# Passage to read:
• • • • • • •

The elongated awards season continued its march toward the Oscars on Saturday with the 2021 DGA Awards. The ceremony was held virtually, with presenters appearing at the empty Directors Guild Theater on Sunset Boulevard in Los Angeles, and the nominees at home, once more, in front of their computers or iPads.
Chloé Zhao won the big prize of Outstanding Achievement in Theatrical Feature Film for Nomadland. This makes her only the second woman to win this award after Kathryn Bigelow for The Hurt Locker. She beat out Lee Isaac Chung, Emerald Fennell, David Fincher, and Aaron Sorkin, all of whom Zhao honored at length in her acceptance speech. It seems increasingly a lock that she will win the best director Academy Award on April 25.
The DGAs also include a category for “first films,” which makes sense for a guild working to mold and encourage its members. Darius Marder won the prize for Sound of Metal, which has six Oscar nominations including a shared best original screenplay for Marder, as well as best picture. Marder beat out Florian Zeller, an established playwright making his first foray into film with another multi-Oscar nominee The Father, and Regina King, the actress-turned-director behind One Night In Miami…. Also nominated first-timers included Radha Blank for The Forty-Year-Old Version (who won the New York Film Critics Circle’s version of this prize way back in mid-December) and Fernando Frías de la Parra, who directed I’m No Longer Here.
In the world of television Scott Frank won the Outstanding Directorial Achievement in Movies for Television and Limited Series award for The Queen’s Gambit, checkmating Susanne Bier (The Undoing), Thomas Kail (Hamilton), Matt Shakman (WandaVision), and the late Lynn Shelton for Little Fires Everywhere.
Susanna Fogel won Outstanding Directorial Achievement in Comedy Series for The Flight Attendant, beating Zac Braff (Ted Lasso), M.J. Delaney (also for Ted Lasso), and two directors of Curb Your Enthusiasm, Erin O’Malley and Jeff Schaffer. For dramatic series Lesli Linka Glatter took the top prize for Homeland, besting Jason Bateman (Ozark), Jon Favreau (The Mandalorian), Vince Gilligan (Better Call Saul), and Julie Ann Robinson for Bridgerton.
The DGAs also include awards for reality television, sports, and, in a nod to what actually keeps so many film workers employed, commercials. Melina Matsouakas won a prize for this remarkable two minute short film about racial injustice that is also an ad for headphones.

• • • • • • •

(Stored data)
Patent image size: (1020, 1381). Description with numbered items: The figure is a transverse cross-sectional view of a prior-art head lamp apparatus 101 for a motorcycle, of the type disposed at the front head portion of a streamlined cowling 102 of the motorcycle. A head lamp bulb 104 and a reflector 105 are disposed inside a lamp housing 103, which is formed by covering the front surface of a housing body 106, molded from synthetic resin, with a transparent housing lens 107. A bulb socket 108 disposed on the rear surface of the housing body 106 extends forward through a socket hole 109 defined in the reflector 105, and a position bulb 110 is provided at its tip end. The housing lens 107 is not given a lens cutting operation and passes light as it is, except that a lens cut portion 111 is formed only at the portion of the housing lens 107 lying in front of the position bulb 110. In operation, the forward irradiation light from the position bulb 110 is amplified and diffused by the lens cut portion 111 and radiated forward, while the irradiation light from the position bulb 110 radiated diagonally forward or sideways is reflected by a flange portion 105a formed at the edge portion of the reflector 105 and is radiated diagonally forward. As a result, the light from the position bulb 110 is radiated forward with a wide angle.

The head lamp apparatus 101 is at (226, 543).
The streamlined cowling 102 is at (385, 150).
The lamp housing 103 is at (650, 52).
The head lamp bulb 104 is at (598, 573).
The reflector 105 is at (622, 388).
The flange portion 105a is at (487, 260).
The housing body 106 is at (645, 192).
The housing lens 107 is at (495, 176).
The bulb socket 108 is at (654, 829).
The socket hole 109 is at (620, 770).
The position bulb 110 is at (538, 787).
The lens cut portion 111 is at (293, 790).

• • • • • • •

From the report on the 2021 DGA Awards, list every person it says won a prize at that ceremony.

Chloé Zhao, Darius Marder, Scott Frank, Susanna Fogel, Lesli Linka Glatter, Melina Matsouakas